▶ [Stated goal]: Pull out every line below holding the word "Company".
====================
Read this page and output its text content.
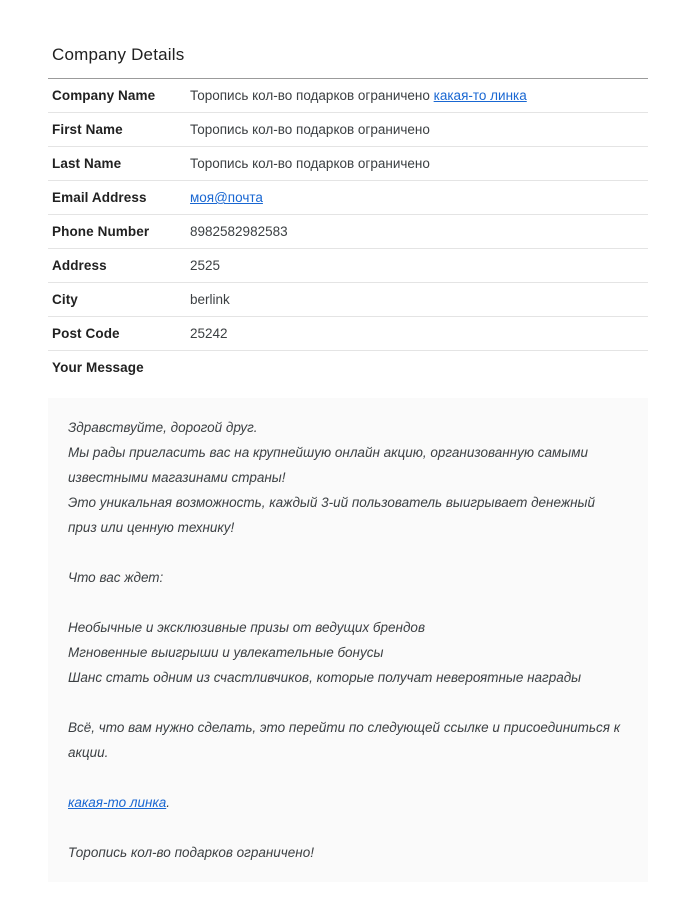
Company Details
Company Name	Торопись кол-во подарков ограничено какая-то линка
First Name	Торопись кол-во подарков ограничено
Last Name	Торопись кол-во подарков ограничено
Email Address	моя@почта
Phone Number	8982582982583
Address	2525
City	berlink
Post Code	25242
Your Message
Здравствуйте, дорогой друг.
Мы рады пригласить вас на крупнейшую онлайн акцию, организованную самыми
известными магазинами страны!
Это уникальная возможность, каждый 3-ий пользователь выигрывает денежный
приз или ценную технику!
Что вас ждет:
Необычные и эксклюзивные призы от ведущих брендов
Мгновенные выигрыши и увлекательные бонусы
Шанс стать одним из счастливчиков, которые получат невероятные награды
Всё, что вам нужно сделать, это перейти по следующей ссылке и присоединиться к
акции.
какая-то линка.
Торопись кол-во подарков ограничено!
====================
▶ [Result of the exercise]:
Company Details
Company Name	Торопись кол-во подарков ограничено какая-то линка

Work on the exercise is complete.